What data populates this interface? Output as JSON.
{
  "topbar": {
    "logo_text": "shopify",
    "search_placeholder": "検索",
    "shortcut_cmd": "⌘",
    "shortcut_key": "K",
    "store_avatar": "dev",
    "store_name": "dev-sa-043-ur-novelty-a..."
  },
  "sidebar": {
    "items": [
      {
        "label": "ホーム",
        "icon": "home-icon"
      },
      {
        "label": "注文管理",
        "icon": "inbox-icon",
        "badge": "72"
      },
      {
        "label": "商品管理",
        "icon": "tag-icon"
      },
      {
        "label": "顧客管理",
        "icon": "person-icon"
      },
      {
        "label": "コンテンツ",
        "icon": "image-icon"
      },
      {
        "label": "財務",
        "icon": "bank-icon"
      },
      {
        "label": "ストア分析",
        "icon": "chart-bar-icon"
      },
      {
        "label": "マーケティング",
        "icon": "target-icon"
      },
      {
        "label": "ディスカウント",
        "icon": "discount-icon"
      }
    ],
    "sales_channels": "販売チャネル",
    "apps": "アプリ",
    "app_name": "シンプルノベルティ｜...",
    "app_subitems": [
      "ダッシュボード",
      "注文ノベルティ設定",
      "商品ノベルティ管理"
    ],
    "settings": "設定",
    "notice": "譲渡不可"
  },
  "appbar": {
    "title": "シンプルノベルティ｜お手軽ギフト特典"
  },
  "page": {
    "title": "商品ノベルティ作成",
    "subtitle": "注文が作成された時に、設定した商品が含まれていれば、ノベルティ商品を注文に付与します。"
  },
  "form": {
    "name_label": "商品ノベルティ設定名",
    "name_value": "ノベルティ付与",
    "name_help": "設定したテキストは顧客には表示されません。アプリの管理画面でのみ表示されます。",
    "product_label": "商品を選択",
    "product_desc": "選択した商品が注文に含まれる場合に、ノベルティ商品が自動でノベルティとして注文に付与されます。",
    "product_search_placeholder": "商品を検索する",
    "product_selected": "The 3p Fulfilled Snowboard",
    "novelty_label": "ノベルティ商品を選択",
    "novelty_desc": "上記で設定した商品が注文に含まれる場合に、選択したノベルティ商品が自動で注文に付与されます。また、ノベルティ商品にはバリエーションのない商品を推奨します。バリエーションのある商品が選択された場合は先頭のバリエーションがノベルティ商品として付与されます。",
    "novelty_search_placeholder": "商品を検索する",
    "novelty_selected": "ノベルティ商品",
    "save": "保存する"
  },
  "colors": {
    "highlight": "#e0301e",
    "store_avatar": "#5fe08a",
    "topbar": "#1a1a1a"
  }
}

_REQUIREMENT_
Gather all lines where the word "icon" appears.

_RESPONSE_
        "icon": "home-icon"
        "icon": "inbox-icon",
        "icon": "tag-icon"
        "icon": "person-icon"
        "icon": "image-icon"
        "icon": "bank-icon"
        "icon": "chart-bar-icon"
        "icon": "target-icon"
        "icon": "discount-icon"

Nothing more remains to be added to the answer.